Records:
++++++++++
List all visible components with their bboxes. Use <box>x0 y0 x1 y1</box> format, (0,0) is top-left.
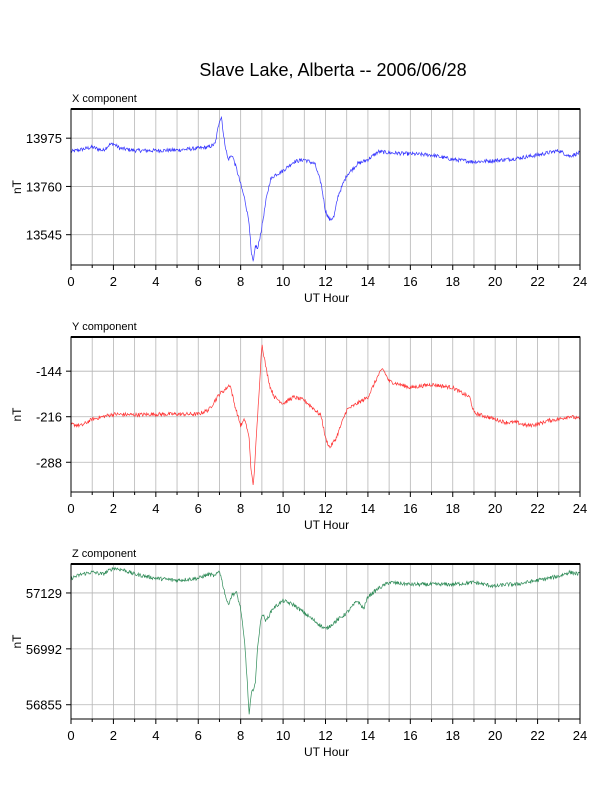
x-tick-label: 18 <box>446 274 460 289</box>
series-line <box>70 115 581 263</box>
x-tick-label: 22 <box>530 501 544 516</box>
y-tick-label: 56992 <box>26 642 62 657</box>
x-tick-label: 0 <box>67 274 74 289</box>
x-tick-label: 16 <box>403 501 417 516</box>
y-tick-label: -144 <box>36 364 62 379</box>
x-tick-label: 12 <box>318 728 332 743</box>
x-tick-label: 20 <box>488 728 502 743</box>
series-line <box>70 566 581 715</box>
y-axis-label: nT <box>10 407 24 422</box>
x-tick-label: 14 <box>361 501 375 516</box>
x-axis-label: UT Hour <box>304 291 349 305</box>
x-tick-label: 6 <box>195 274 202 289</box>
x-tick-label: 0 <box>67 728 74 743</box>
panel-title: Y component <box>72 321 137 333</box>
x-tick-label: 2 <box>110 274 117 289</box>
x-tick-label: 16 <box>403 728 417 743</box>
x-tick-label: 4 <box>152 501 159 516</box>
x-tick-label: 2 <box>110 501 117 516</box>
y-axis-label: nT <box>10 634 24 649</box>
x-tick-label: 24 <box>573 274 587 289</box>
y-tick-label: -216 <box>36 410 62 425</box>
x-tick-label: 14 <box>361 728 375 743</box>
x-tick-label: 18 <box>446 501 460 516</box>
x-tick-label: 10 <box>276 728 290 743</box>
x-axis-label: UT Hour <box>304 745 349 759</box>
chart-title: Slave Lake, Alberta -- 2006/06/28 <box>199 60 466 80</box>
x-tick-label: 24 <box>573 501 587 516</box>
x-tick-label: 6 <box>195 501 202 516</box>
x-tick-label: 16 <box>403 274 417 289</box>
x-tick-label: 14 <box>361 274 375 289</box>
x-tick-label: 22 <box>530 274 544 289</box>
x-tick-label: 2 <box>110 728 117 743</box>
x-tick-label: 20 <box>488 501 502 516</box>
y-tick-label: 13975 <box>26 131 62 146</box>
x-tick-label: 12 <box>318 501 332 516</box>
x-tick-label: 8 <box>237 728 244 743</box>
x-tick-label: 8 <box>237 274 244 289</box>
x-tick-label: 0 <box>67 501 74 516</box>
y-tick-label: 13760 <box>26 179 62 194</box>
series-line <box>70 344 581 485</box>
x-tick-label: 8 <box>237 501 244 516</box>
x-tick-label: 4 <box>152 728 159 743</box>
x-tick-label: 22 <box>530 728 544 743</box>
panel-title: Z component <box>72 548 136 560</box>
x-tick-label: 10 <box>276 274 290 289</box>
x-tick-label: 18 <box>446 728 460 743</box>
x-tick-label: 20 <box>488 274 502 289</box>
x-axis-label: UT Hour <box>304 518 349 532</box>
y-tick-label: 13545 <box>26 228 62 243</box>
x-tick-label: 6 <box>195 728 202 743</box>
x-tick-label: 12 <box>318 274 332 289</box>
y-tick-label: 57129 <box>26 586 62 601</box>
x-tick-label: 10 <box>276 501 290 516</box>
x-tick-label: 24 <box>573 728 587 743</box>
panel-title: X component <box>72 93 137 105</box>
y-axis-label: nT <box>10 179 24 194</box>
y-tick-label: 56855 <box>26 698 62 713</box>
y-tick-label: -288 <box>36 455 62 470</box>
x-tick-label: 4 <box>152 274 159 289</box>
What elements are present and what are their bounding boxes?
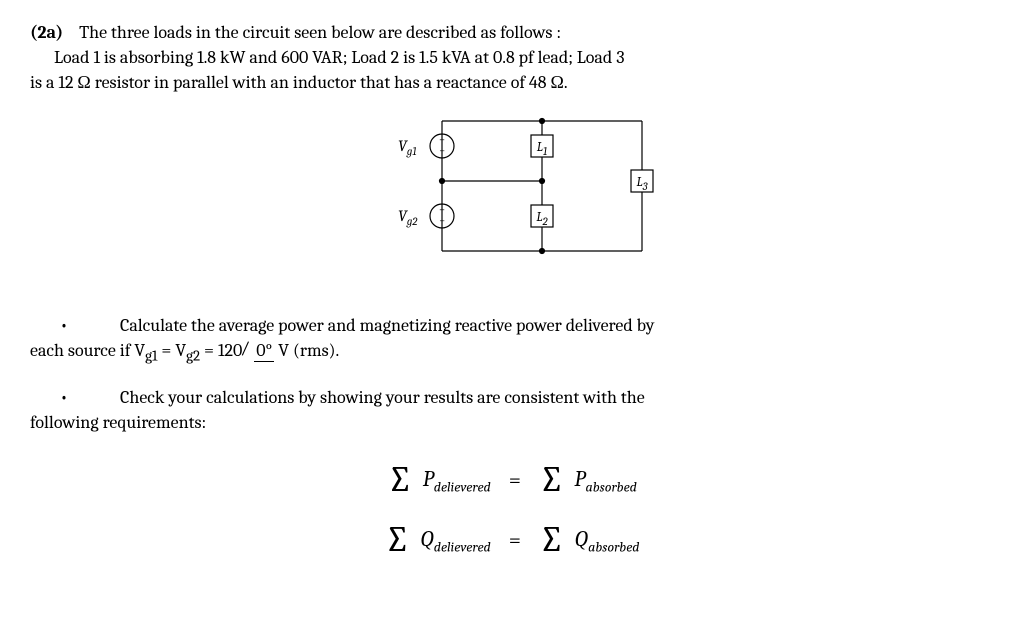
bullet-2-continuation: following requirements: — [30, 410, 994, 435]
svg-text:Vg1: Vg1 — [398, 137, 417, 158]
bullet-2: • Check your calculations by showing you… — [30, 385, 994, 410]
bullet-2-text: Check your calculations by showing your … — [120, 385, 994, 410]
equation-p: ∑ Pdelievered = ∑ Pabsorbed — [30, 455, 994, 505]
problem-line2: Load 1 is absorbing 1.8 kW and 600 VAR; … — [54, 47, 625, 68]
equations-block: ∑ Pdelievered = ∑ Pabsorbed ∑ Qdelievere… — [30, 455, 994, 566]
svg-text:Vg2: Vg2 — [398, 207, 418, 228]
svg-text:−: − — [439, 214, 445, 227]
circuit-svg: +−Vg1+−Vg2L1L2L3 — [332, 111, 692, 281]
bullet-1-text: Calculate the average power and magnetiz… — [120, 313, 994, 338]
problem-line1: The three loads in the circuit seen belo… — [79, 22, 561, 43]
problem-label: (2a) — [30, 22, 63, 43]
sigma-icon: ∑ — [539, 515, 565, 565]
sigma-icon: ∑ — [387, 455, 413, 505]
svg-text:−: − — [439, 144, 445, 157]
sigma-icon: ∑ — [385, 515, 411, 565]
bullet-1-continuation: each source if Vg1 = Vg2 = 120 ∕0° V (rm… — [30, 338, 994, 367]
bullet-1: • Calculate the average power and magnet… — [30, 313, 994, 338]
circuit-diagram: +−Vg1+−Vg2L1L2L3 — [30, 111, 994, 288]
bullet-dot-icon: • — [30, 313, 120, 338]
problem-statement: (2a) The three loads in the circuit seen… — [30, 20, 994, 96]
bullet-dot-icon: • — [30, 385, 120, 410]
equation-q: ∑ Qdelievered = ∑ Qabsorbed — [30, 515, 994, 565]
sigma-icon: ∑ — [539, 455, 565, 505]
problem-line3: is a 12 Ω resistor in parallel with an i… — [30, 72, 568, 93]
++++++++++
**Task details**
Retype every line of the records above exactly as it appears, leaving out the pictures.

**The solution**
List all visible components with their bboxes. Use <box>x0 y0 x1 y1</box> format, (0,0) is top-left.
x-tick-label: 18 <box>446 274 460 289</box>
series-line <box>70 115 581 263</box>
x-tick-label: 22 <box>530 501 544 516</box>
y-tick-label: 56992 <box>26 642 62 657</box>
x-tick-label: 0 <box>67 274 74 289</box>
x-tick-label: 16 <box>403 501 417 516</box>
y-tick-label: -144 <box>36 364 62 379</box>
x-tick-label: 12 <box>318 728 332 743</box>
x-tick-label: 20 <box>488 728 502 743</box>
series-line <box>70 566 581 715</box>
y-axis-label: nT <box>10 407 24 422</box>
x-tick-label: 14 <box>361 501 375 516</box>
x-axis-label: UT Hour <box>304 291 349 305</box>
x-tick-label: 6 <box>195 274 202 289</box>
x-tick-label: 0 <box>67 728 74 743</box>
panel-title: Y component <box>72 321 137 333</box>
x-tick-label: 2 <box>110 274 117 289</box>
x-tick-label: 16 <box>403 728 417 743</box>
x-tick-label: 4 <box>152 501 159 516</box>
x-tick-label: 2 <box>110 501 117 516</box>
y-axis-label: nT <box>10 634 24 649</box>
x-tick-label: 24 <box>573 274 587 289</box>
y-tick-label: -216 <box>36 410 62 425</box>
x-tick-label: 14 <box>361 728 375 743</box>
x-tick-label: 18 <box>446 501 460 516</box>
x-tick-label: 10 <box>276 728 290 743</box>
x-axis-label: UT Hour <box>304 745 349 759</box>
chart-title: Slave Lake, Alberta -- 2006/06/28 <box>199 60 466 80</box>
x-tick-label: 24 <box>573 501 587 516</box>
x-tick-label: 6 <box>195 501 202 516</box>
x-tick-label: 16 <box>403 274 417 289</box>
x-tick-label: 14 <box>361 274 375 289</box>
x-tick-label: 22 <box>530 274 544 289</box>
x-tick-label: 2 <box>110 728 117 743</box>
x-tick-label: 20 <box>488 501 502 516</box>
y-tick-label: 13975 <box>26 131 62 146</box>
x-tick-label: 12 <box>318 501 332 516</box>
x-tick-label: 8 <box>237 728 244 743</box>
x-tick-label: 8 <box>237 274 244 289</box>
x-tick-label: 0 <box>67 501 74 516</box>
y-tick-label: 13760 <box>26 179 62 194</box>
series-line <box>70 344 581 485</box>
x-tick-label: 8 <box>237 501 244 516</box>
x-tick-label: 4 <box>152 728 159 743</box>
x-tick-label: 22 <box>530 728 544 743</box>
panel-title: Z component <box>72 548 136 560</box>
x-tick-label: 10 <box>276 274 290 289</box>
x-tick-label: 18 <box>446 728 460 743</box>
x-tick-label: 20 <box>488 274 502 289</box>
x-axis-label: UT Hour <box>304 518 349 532</box>
y-tick-label: 13545 <box>26 228 62 243</box>
x-tick-label: 6 <box>195 728 202 743</box>
x-tick-label: 12 <box>318 274 332 289</box>
y-tick-label: 57129 <box>26 586 62 601</box>
x-tick-label: 10 <box>276 501 290 516</box>
x-tick-label: 24 <box>573 728 587 743</box>
panel-title: X component <box>72 93 137 105</box>
y-axis-label: nT <box>10 179 24 194</box>
y-tick-label: 56855 <box>26 698 62 713</box>
y-tick-label: -288 <box>36 455 62 470</box>
x-tick-label: 4 <box>152 274 159 289</box>
What elements are present and what are their bounding boxes?
bullet-2-continuation: following requirements: — [30, 410, 994, 435]
svg-text:Vg1: Vg1 — [398, 137, 417, 158]
bullet-2: • Check your calculations by showing you… — [30, 385, 994, 410]
bullet-2-text: Check your calculations by showing your … — [120, 385, 994, 410]
equation-p: ∑ Pdelievered = ∑ Pabsorbed — [30, 455, 994, 505]
problem-line2: Load 1 is absorbing 1.8 kW and 600 VAR; … — [54, 47, 625, 68]
equations-block: ∑ Pdelievered = ∑ Pabsorbed ∑ Qdelievere… — [30, 455, 994, 566]
svg-text:Vg2: Vg2 — [398, 207, 418, 228]
svg-text:−: − — [439, 214, 445, 227]
circuit-svg: +−Vg1+−Vg2L1L2L3 — [332, 111, 692, 281]
bullet-1-text: Calculate the average power and magnetiz… — [120, 313, 994, 338]
problem-line1: The three loads in the circuit seen belo… — [79, 22, 561, 43]
problem-label: (2a) — [30, 22, 63, 43]
sigma-icon: ∑ — [539, 515, 565, 565]
sigma-icon: ∑ — [387, 455, 413, 505]
svg-text:−: − — [439, 144, 445, 157]
sigma-icon: ∑ — [385, 515, 411, 565]
bullet-1-continuation: each source if Vg1 = Vg2 = 120 ∕0° V (rm… — [30, 338, 994, 367]
bullet-1: • Calculate the average power and magnet… — [30, 313, 994, 338]
circuit-diagram: +−Vg1+−Vg2L1L2L3 — [30, 111, 994, 288]
bullet-dot-icon: • — [30, 313, 120, 338]
problem-statement: (2a) The three loads in the circuit seen… — [30, 20, 994, 96]
bullet-dot-icon: • — [30, 385, 120, 410]
equation-q: ∑ Qdelievered = ∑ Qabsorbed — [30, 515, 994, 565]
sigma-icon: ∑ — [539, 455, 565, 505]
problem-line3: is a 12 Ω resistor in parallel with an i… — [30, 72, 568, 93]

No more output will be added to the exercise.